Stated task -
Output every entry exactly as written.

Data lines -
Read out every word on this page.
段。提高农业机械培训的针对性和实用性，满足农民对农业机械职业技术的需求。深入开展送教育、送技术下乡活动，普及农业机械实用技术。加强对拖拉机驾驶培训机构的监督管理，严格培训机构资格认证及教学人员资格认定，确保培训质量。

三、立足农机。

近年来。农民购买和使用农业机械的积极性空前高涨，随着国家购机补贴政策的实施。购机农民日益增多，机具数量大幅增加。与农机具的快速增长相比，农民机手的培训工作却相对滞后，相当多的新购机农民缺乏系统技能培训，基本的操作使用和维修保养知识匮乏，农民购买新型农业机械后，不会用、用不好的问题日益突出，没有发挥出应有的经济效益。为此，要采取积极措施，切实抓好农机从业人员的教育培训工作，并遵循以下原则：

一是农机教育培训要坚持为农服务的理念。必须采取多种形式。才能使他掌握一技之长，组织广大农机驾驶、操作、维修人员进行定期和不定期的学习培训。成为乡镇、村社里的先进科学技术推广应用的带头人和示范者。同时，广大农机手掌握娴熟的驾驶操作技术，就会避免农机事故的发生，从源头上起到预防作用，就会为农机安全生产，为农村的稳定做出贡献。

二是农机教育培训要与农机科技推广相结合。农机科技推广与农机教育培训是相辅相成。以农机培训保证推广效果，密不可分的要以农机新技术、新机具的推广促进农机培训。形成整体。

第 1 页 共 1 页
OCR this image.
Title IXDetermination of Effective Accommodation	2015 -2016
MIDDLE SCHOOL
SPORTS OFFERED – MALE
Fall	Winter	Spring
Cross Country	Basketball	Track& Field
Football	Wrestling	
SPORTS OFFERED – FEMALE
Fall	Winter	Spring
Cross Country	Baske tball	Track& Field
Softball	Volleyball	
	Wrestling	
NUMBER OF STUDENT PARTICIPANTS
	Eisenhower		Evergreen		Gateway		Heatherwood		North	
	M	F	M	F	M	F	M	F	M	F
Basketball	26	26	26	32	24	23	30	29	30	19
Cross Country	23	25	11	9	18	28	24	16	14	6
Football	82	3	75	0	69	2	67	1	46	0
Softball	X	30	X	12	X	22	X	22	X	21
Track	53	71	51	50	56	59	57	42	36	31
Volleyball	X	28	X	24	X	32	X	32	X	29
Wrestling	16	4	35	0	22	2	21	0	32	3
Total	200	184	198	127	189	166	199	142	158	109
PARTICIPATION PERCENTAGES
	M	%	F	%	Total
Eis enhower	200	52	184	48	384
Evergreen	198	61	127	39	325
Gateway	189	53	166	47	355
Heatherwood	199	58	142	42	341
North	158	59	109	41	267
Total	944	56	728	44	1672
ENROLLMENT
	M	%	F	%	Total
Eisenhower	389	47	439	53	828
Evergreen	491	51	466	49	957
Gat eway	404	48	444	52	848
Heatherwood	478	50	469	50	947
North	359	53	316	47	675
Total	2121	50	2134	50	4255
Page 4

Full solution -
Read out every word on this page.
段。提高农业机械培训的针对性和实用性，满足农民对农业机械职业技术的需求。深入开展送教育、送技术下乡活动，普及农业机械实用技术。加强对拖拉机驾驶培训机构的监督管理，严格培训机构资格认证及教学人员资格认定，确保培训质量。

三、立足农机。

近年来。农民购买和使用农业机械的积极性空前高涨，随着国家购机补贴政策的实施。购机农民日益增多，机具数量大幅增加。与农机具的快速增长相比，农民机手的培训工作却相对滞后，相当多的新购机农民缺乏系统技能培训，基本的操作使用和维修保养知识匮乏，农民购买新型农业机械后，不会用、用不好的问题日益突出，没有发挥出应有的经济效益。为此，要采取积极措施，切实抓好农机从业人员的教育培训工作，并遵循以下原则：

一是农机教育培训要坚持为农服务的理念。必须采取多种形式。才能使他掌握一技之长，组织广大农机驾驶、操作、维修人员进行定期和不定期的学习培训。成为乡镇、村社里的先进科学技术推广应用的带头人和示范者。同时，广大农机手掌握娴熟的驾驶操作技术，就会避免农机事故的发生，从源头上起到预防作用，就会为农机安全生产，为农村的稳定做出贡献。

二是农机教育培训要与农机科技推广相结合。农机科技推广与农机教育培训是相辅相成。以农机培训保证推广效果，密不可分的要以农机新技术、新机具的推广促进农机培训。形成整体。

第 1 页 共 1 页
OCR this image.
Title IXDetermination of Effective Accommodation	2015 -2016
MIDDLE SCHOOL
SPORTS OFFERED – MALE
Fall	Winter	Spring
Cross Country	Basketball	Track& Field
Football	Wrestling	
SPORTS OFFERED – FEMALE
Fall	Winter	Spring
Cross Country	Baske tball	Track& Field
Softball	Volleyball	
	Wrestling	
NUMBER OF STUDENT PARTICIPANTS
	Eisenhower		Evergreen		Gateway		Heatherwood		North	
	M	F	M	F	M	F	M	F	M	F
Basketball	26	26	26	32	24	23	30	29	30	19
Cross Country	23	25	11	9	18	28	24	16	14	6
Football	82	3	75	0	69	2	67	1	46	0
Softball	X	30	X	12	X	22	X	22	X	21
Track	53	71	51	50	56	59	57	42	36	31
Volleyball	X	28	X	24	X	32	X	32	X	29
Wrestling	16	4	35	0	22	2	21	0	32	3
Total	200	184	198	127	189	166	199	142	158	109
PARTICIPATION PERCENTAGES
	M	%	F	%	Total
Eis enhower	200	52	184	48	384
Evergreen	198	61	127	39	325
Gateway	189	53	166	47	355
Heatherwood	199	58	142	42	341
North	158	59	109	41	267
Total	944	56	728	44	1672
ENROLLMENT
	M	%	F	%	Total
Eisenhower	389	47	439	53	828
Evergreen	491	51	466	49	957
Gat eway	404	48	444	52	848
Heatherwood	478	50	469	50	947
North	359	53	316	47	675
Total	2121	50	2134	50	4255
Page 4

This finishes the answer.